Without altering anything, repeat each of the records.

> _Dataset excerpt_
------------------------
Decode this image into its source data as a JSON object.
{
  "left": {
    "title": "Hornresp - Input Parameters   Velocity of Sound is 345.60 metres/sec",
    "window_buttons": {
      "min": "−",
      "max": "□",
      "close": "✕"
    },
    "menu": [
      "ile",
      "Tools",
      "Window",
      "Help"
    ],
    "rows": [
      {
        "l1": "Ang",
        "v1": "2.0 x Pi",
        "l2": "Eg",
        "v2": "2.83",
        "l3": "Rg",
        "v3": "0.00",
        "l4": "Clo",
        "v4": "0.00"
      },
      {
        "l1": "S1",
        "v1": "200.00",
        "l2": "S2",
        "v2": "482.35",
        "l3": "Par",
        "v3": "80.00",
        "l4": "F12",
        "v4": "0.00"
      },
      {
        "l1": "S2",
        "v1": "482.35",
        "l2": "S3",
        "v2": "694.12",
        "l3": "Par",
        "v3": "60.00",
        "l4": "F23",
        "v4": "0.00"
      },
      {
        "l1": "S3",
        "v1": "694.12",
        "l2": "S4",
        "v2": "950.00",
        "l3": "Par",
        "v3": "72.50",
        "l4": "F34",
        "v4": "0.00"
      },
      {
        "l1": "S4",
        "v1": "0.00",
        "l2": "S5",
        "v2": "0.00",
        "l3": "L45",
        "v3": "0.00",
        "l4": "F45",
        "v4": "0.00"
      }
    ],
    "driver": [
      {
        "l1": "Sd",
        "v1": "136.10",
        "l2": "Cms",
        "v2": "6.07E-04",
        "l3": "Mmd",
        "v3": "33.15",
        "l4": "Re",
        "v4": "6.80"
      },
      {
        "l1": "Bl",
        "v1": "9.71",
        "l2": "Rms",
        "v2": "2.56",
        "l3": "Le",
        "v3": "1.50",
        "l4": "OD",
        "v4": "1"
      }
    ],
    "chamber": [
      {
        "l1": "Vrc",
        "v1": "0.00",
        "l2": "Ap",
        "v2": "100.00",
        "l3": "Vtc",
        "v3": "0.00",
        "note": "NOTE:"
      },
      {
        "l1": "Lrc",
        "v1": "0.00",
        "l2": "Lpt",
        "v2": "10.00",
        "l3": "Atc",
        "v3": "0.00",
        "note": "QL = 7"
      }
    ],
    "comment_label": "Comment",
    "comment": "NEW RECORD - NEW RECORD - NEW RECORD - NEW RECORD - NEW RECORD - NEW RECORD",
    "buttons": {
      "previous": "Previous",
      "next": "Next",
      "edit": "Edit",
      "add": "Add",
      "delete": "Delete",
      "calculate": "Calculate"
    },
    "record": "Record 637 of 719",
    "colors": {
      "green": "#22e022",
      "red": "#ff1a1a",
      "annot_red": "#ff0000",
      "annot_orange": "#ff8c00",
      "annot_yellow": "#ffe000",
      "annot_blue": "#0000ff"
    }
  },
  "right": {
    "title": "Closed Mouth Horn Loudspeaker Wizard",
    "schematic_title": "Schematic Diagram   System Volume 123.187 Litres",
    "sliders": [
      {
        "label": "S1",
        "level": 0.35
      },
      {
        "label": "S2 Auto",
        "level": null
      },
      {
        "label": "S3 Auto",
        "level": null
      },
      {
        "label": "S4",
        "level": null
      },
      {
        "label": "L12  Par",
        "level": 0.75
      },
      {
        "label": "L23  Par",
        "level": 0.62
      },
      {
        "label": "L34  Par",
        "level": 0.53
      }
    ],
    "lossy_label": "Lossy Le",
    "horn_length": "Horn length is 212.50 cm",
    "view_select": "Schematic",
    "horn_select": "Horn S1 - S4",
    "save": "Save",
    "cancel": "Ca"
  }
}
------------------------
> _ANSWER TO THIS TASK_
Decode this image into its source data as a JSON object.
{
  "left": {
    "title": "Hornresp - Input Parameters   Velocity of Sound is 345.60 metres/sec",
    "window_buttons": {
      "min": "−",
      "max": "□",
      "close": "✕"
    },
    "menu": [
      "ile",
      "Tools",
      "Window",
      "Help"
    ],
    "rows": [
      {
        "l1": "Ang",
        "v1": "2.0 x Pi",
        "l2": "Eg",
        "v2": "2.83",
        "l3": "Rg",
        "v3": "0.00",
        "l4": "Clo",
        "v4": "0.00"
      },
      {
        "l1": "S1",
        "v1": "200.00",
        "l2": "S2",
        "v2": "482.35",
        "l3": "Par",
        "v3": "80.00",
        "l4": "F12",
        "v4": "0.00"
      },
      {
        "l1": "S2",
        "v1": "482.35",
        "l2": "S3",
        "v2": "694.12",
        "l3": "Par",
        "v3": "60.00",
        "l4": "F23",
        "v4": "0.00"
      },
      {
        "l1": "S3",
        "v1": "694.12",
        "l2": "S4",
        "v2": "950.00",
        "l3": "Par",
        "v3": "72.50",
        "l4": "F34",
        "v4": "0.00"
      },
      {
        "l1": "S4",
        "v1": "0.00",
        "l2": "S5",
        "v2": "0.00",
        "l3": "L45",
        "v3": "0.00",
        "l4": "F45",
        "v4": "0.00"
      }
    ],
    "driver": [
      {
        "l1": "Sd",
        "v1": "136.10",
        "l2": "Cms",
        "v2": "6.07E-04",
        "l3": "Mmd",
        "v3": "33.15",
        "l4": "Re",
        "v4": "6.80"
      },
      {
        "l1": "Bl",
        "v1": "9.71",
        "l2": "Rms",
        "v2": "2.56",
        "l3": "Le",
        "v3": "1.50",
        "l4": "OD",
        "v4": "1"
      }
    ],
    "chamber": [
      {
        "l1": "Vrc",
        "v1": "0.00",
        "l2": "Ap",
        "v2": "100.00",
        "l3": "Vtc",
        "v3": "0.00",
        "note": "NOTE:"
      },
      {
        "l1": "Lrc",
        "v1": "0.00",
        "l2": "Lpt",
        "v2": "10.00",
        "l3": "Atc",
        "v3": "0.00",
        "note": "QL = 7"
      }
    ],
    "comment_label": "Comment",
    "comment": "NEW RECORD - NEW RECORD - NEW RECORD - NEW RECORD - NEW RECORD - NEW RECORD",
    "buttons": {
      "previous": "Previous",
      "next": "Next",
      "edit": "Edit",
      "add": "Add",
      "delete": "Delete",
      "calculate": "Calculate"
    },
    "record": "Record 637 of 719",
    "colors": {
      "green": "#22e022",
      "red": "#ff1a1a",
      "annot_red": "#ff0000",
      "annot_orange": "#ff8c00",
      "annot_yellow": "#ffe000",
      "annot_blue": "#0000ff"
    }
  },
  "right": {
    "title": "Closed Mouth Horn Loudspeaker Wizard",
    "schematic_title": "Schematic Diagram   System Volume 123.187 Litres",
    "sliders": [
      {
        "label": "S1",
        "level": 0.35
      },
      {
        "label": "S2 Auto",
        "level": null
      },
      {
        "label": "S3 Auto",
        "level": null
      },
      {
        "label": "S4",
        "level": null
      },
      {
        "label": "L12  Par",
        "level": 0.75
      },
      {
        "label": "L23  Par",
        "level": 0.62
      },
      {
        "label": "L34  Par",
        "level": 0.53
      }
    ],
    "lossy_label": "Lossy Le",
    "horn_length": "Horn length is 212.50 cm",
    "view_select": "Schematic",
    "horn_select": "Horn S1 - S4",
    "save": "Save",
    "cancel": "Ca"
  }
}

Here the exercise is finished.